Records from a collection of figures:
━━━━━━━━━━

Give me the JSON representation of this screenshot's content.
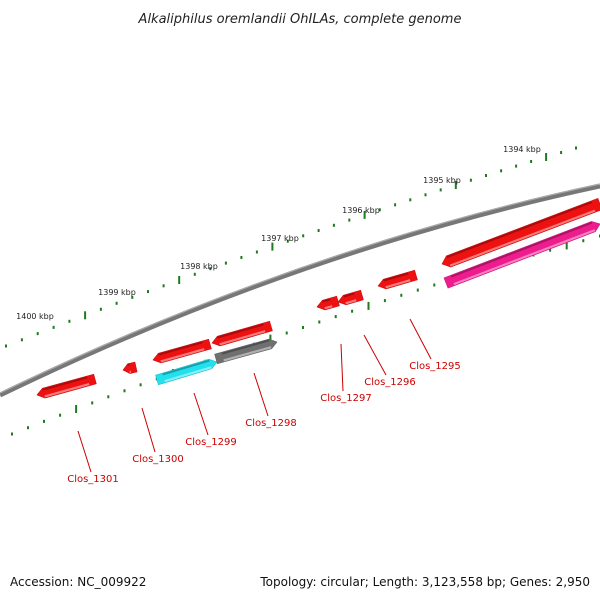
{
  "title": "Alkaliphilus oremlandii OhILAs, complete genome",
  "footer": {
    "accession": "Accession: NC_009922",
    "summary": "Topology: circular; Length: 3,123,558 bp; Genes: 2,950"
  },
  "colors": {
    "backbone": "#777777",
    "tick": "#1f7a1f",
    "gene_red": "#ee1111",
    "gene_cyan": "#22e0ee",
    "gene_gray": "#707070",
    "gene_pink": "#ee1c8c",
    "label": "#cc0000"
  },
  "ticks": [
    {
      "label": "1400 kbp"
    },
    {
      "label": "1399 kbp"
    },
    {
      "label": "1398 kbp"
    },
    {
      "label": "1397 kbp"
    },
    {
      "label": "1396 kbp"
    },
    {
      "label": "1395 kbp"
    },
    {
      "label": "1394 kbp"
    }
  ],
  "genes": [
    {
      "label": "Clos_1301"
    },
    {
      "label": "Clos_1300"
    },
    {
      "label": "Clos_1299"
    },
    {
      "label": "Clos_1298"
    },
    {
      "label": "Clos_1297"
    },
    {
      "label": "Clos_1296"
    },
    {
      "label": "Clos_1295"
    }
  ]
}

━━━━━━━━━━

**WHAT TO DO**
Your answer should be an exact copy of the records above, with no pictures in it.

**WRITTEN RESPONSE**
Give me the JSON representation of this screenshot's content.
{
  "title": "Alkaliphilus oremlandii OhILAs, complete genome",
  "footer": {
    "accession": "Accession: NC_009922",
    "summary": "Topology: circular; Length: 3,123,558 bp; Genes: 2,950"
  },
  "colors": {
    "backbone": "#777777",
    "tick": "#1f7a1f",
    "gene_red": "#ee1111",
    "gene_cyan": "#22e0ee",
    "gene_gray": "#707070",
    "gene_pink": "#ee1c8c",
    "label": "#cc0000"
  },
  "ticks": [
    {
      "label": "1400 kbp"
    },
    {
      "label": "1399 kbp"
    },
    {
      "label": "1398 kbp"
    },
    {
      "label": "1397 kbp"
    },
    {
      "label": "1396 kbp"
    },
    {
      "label": "1395 kbp"
    },
    {
      "label": "1394 kbp"
    }
  ],
  "genes": [
    {
      "label": "Clos_1301"
    },
    {
      "label": "Clos_1300"
    },
    {
      "label": "Clos_1299"
    },
    {
      "label": "Clos_1298"
    },
    {
      "label": "Clos_1297"
    },
    {
      "label": "Clos_1296"
    },
    {
      "label": "Clos_1295"
    }
  ]
}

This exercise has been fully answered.